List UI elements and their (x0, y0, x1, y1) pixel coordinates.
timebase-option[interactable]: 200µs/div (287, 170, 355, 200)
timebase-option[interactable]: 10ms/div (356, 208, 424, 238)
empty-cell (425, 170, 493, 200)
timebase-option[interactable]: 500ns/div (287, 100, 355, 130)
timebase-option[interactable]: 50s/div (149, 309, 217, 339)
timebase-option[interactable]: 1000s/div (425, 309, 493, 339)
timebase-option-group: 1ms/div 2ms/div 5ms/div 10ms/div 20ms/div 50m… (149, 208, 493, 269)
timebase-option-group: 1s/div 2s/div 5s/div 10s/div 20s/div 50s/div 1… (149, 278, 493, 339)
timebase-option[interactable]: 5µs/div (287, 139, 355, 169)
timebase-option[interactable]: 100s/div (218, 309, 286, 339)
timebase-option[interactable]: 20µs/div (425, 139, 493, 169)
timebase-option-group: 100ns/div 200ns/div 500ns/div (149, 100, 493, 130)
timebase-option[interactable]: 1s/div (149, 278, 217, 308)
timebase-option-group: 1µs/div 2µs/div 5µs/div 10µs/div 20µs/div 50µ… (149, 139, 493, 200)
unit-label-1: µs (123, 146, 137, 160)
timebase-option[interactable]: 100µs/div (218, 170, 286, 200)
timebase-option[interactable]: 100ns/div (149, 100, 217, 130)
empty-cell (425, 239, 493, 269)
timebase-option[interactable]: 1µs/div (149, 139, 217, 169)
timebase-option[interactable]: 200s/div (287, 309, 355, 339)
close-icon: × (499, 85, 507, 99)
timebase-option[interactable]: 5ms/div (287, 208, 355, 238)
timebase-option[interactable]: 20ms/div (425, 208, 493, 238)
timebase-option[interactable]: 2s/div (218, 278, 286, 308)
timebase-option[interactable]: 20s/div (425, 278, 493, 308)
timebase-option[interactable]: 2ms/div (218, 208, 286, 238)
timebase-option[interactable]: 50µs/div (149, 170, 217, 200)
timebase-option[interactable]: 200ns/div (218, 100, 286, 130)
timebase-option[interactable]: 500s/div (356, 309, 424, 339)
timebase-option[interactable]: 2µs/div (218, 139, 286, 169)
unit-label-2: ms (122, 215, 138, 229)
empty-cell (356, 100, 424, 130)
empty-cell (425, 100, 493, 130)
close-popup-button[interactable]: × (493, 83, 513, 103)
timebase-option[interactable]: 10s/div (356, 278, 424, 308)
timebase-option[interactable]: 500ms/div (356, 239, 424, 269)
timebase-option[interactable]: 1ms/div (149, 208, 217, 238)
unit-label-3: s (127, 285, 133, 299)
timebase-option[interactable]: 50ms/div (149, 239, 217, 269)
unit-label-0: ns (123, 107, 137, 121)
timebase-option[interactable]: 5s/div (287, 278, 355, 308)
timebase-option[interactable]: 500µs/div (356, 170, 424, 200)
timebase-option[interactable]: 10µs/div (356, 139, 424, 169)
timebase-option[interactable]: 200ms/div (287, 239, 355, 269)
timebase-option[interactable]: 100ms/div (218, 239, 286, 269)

→ TASK OBJECTIVE
Reproduce every line of the records above, character for character, keeping their order and changing nothing.

→ EXERCISE SOLUTION
List UI elements and their (x0, y0, x1, y1) pixel coordinates.
timebase-option[interactable]: 200µs/div (287, 170, 355, 200)
timebase-option[interactable]: 10ms/div (356, 208, 424, 238)
empty-cell (425, 170, 493, 200)
timebase-option[interactable]: 500ns/div (287, 100, 355, 130)
timebase-option[interactable]: 50s/div (149, 309, 217, 339)
timebase-option[interactable]: 1000s/div (425, 309, 493, 339)
timebase-option-group: 1ms/div 2ms/div 5ms/div 10ms/div 20ms/div 50m… (149, 208, 493, 269)
timebase-option-group: 1s/div 2s/div 5s/div 10s/div 20s/div 50s/div 1… (149, 278, 493, 339)
timebase-option[interactable]: 5µs/div (287, 139, 355, 169)
timebase-option[interactable]: 100s/div (218, 309, 286, 339)
timebase-option[interactable]: 20µs/div (425, 139, 493, 169)
timebase-option-group: 100ns/div 200ns/div 500ns/div (149, 100, 493, 130)
timebase-option[interactable]: 1s/div (149, 278, 217, 308)
timebase-option-group: 1µs/div 2µs/div 5µs/div 10µs/div 20µs/div 50µ… (149, 139, 493, 200)
unit-label-1: µs (123, 146, 137, 160)
timebase-option[interactable]: 100µs/div (218, 170, 286, 200)
timebase-option[interactable]: 100ns/div (149, 100, 217, 130)
empty-cell (425, 239, 493, 269)
timebase-option[interactable]: 1µs/div (149, 139, 217, 169)
timebase-option[interactable]: 200s/div (287, 309, 355, 339)
close-icon: × (499, 85, 507, 99)
timebase-option[interactable]: 5ms/div (287, 208, 355, 238)
timebase-option[interactable]: 20ms/div (425, 208, 493, 238)
timebase-option[interactable]: 2s/div (218, 278, 286, 308)
timebase-option[interactable]: 20s/div (425, 278, 493, 308)
timebase-option[interactable]: 2ms/div (218, 208, 286, 238)
timebase-option[interactable]: 50µs/div (149, 170, 217, 200)
timebase-option[interactable]: 200ns/div (218, 100, 286, 130)
timebase-option[interactable]: 500s/div (356, 309, 424, 339)
timebase-option[interactable]: 2µs/div (218, 139, 286, 169)
unit-label-2: ms (122, 215, 138, 229)
empty-cell (356, 100, 424, 130)
empty-cell (425, 100, 493, 130)
close-popup-button[interactable]: × (493, 83, 513, 103)
timebase-option[interactable]: 10s/div (356, 278, 424, 308)
timebase-option[interactable]: 500ms/div (356, 239, 424, 269)
timebase-option[interactable]: 1ms/div (149, 208, 217, 238)
unit-label-3: s (127, 285, 133, 299)
timebase-option[interactable]: 50ms/div (149, 239, 217, 269)
unit-label-0: ns (123, 107, 137, 121)
timebase-option[interactable]: 5s/div (287, 278, 355, 308)
timebase-option[interactable]: 500µs/div (356, 170, 424, 200)
timebase-option[interactable]: 10µs/div (356, 139, 424, 169)
timebase-option[interactable]: 200ms/div (287, 239, 355, 269)
timebase-option[interactable]: 100ms/div (218, 239, 286, 269)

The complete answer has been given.